Dataset listings of figures:
------------------------------------------------
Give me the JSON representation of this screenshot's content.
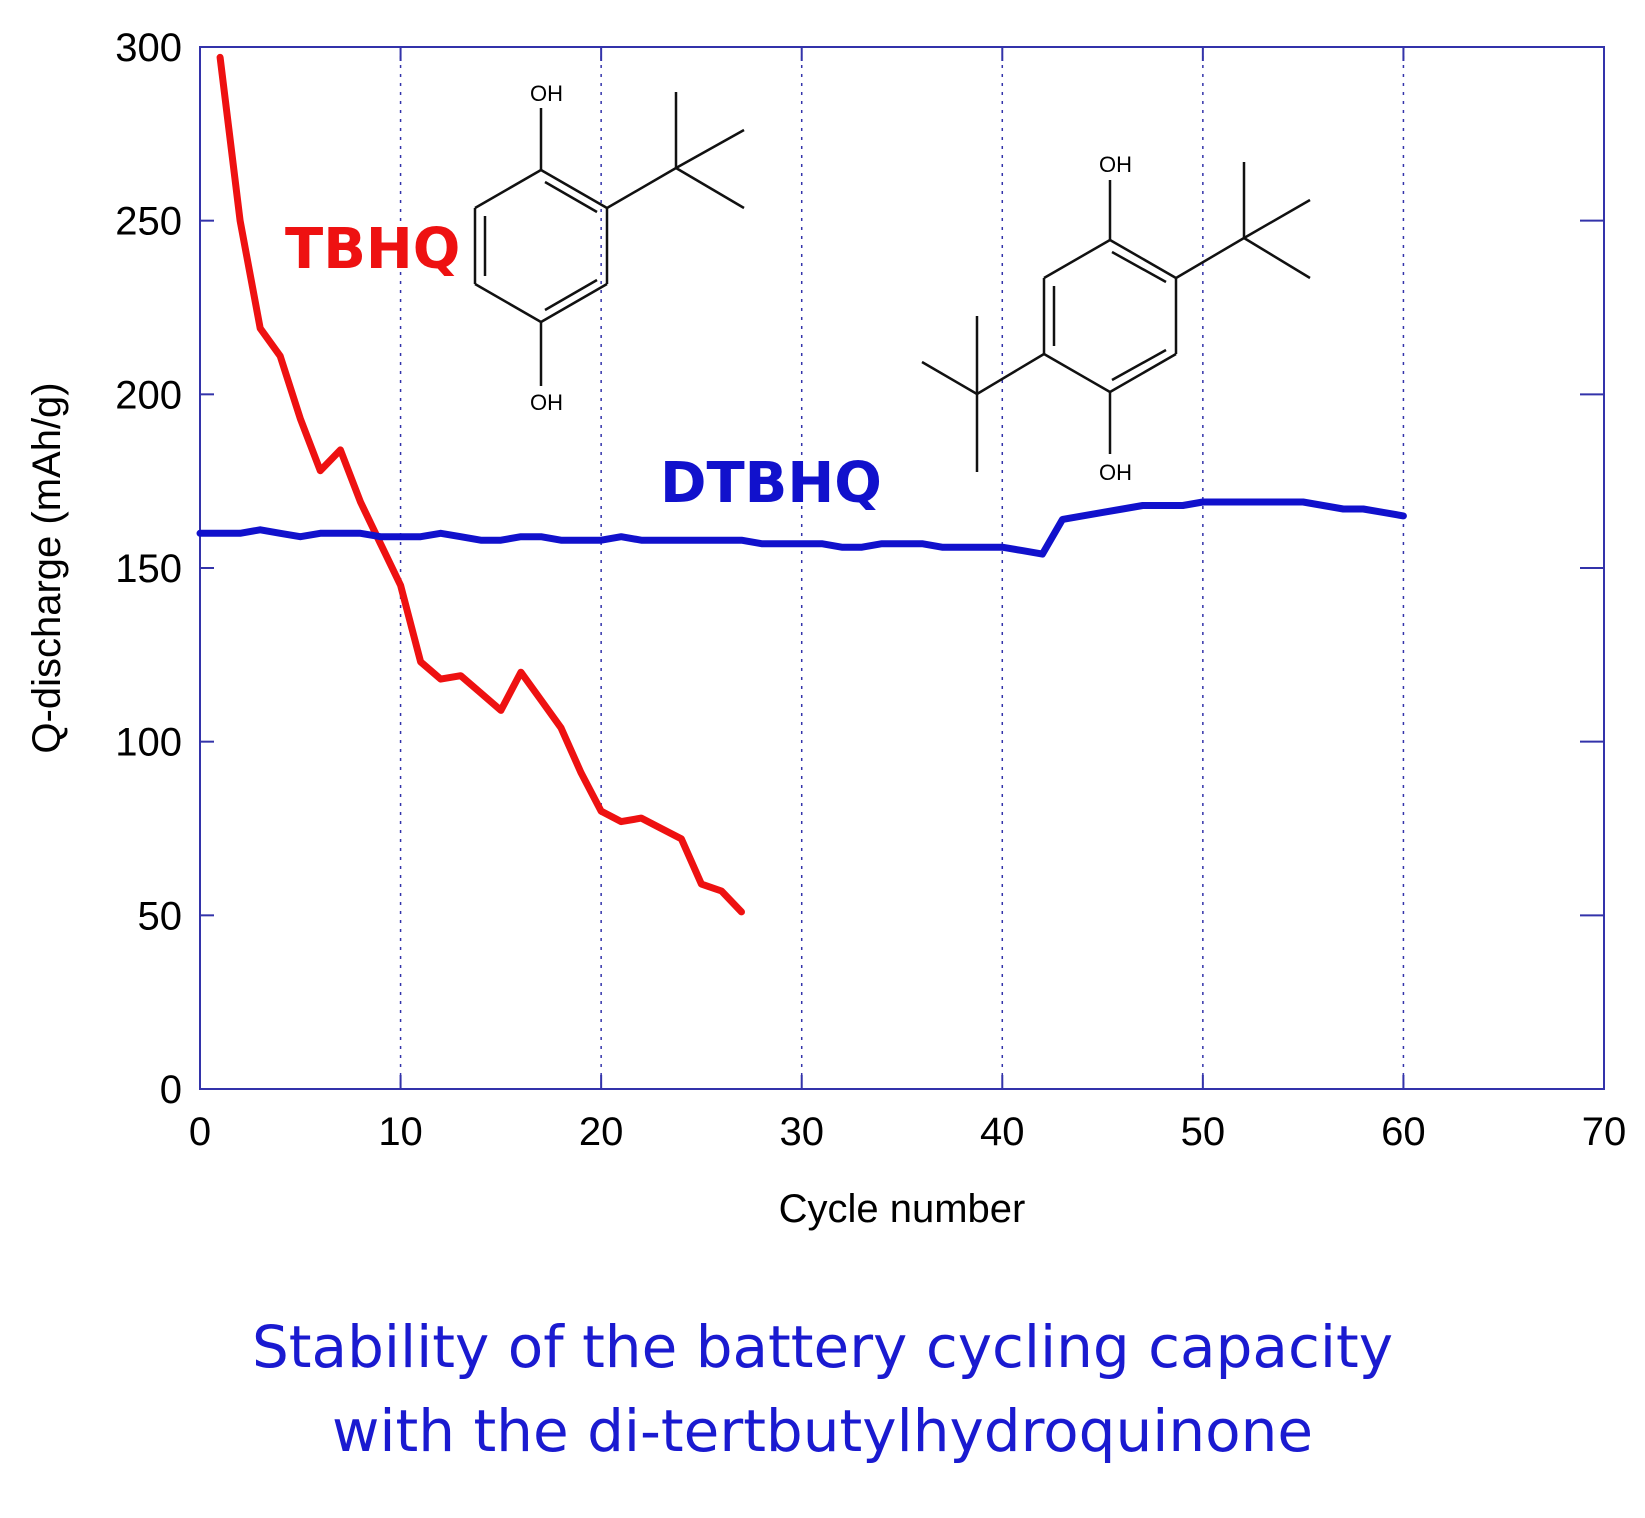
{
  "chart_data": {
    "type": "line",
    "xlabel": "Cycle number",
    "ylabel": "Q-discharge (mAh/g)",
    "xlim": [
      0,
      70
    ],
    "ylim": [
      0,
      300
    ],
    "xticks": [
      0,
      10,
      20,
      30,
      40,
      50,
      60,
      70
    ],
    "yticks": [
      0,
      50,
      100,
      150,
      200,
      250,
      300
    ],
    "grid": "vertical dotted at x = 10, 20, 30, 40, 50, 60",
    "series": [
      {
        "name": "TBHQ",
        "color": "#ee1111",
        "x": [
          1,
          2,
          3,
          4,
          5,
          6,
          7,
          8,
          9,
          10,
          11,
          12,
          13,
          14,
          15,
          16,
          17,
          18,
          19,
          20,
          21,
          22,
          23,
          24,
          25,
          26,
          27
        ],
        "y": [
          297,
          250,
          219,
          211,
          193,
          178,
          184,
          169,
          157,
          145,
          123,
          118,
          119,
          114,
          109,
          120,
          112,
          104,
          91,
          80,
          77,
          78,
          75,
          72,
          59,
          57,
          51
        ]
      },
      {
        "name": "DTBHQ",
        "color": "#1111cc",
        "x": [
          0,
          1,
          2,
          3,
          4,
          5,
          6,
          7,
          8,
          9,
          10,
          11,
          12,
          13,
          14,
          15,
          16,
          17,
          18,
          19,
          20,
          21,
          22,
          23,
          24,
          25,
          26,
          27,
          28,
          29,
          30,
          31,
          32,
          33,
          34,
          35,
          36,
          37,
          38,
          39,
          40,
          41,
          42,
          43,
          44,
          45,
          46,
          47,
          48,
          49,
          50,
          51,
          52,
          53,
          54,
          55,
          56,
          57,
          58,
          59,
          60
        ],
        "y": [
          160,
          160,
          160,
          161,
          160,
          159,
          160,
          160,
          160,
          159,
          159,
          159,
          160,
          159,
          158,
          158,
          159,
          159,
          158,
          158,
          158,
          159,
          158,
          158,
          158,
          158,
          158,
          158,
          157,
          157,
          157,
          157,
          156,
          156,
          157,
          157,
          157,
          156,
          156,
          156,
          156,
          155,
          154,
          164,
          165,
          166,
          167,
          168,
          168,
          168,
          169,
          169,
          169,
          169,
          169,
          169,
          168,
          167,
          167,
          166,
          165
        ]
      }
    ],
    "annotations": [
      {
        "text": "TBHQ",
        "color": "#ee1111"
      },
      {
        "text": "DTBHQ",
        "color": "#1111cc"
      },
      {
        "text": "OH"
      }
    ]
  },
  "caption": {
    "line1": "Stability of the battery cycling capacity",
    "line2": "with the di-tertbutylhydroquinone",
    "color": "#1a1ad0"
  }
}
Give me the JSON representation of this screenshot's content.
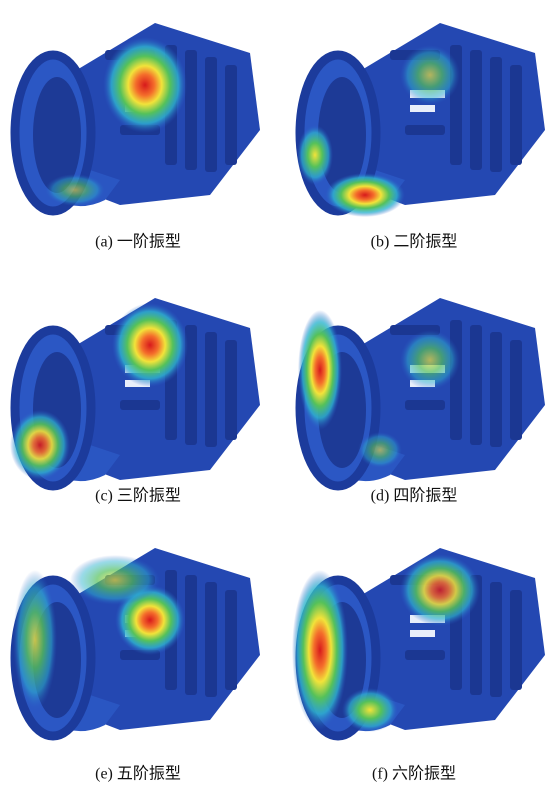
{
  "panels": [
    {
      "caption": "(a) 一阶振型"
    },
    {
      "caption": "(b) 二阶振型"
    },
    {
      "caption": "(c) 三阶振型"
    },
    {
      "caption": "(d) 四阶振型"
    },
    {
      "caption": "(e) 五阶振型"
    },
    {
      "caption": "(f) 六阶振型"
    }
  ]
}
------------------------------------------------
*Exercise brief*:
Copy out every line from the data above that has "color" in it.

*Worked solution*:
        "color": "#ee1111",
        "color": "#1111cc",
        "color": "#ee1111"
        "color": "#1111cc"
    "color": "#1a1ad0"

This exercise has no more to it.